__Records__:

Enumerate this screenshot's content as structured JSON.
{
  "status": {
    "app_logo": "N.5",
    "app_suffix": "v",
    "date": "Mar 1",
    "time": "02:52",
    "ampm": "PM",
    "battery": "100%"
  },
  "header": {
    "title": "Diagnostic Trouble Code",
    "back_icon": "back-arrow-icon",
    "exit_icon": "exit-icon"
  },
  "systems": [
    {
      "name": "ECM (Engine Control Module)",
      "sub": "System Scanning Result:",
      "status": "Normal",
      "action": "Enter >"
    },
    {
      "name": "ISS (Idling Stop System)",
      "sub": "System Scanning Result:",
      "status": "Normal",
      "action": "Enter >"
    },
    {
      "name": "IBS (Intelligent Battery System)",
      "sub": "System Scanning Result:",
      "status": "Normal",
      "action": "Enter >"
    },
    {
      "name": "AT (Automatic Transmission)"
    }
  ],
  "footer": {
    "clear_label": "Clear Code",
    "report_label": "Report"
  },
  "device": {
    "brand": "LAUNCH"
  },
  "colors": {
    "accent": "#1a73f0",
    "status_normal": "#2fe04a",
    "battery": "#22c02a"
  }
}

__Stated task__: Filter the listing for the word "icon" and copy every line that holds it.

__Final result__:
    "back_icon": "back-arrow-icon",
    "exit_icon": "exit-icon"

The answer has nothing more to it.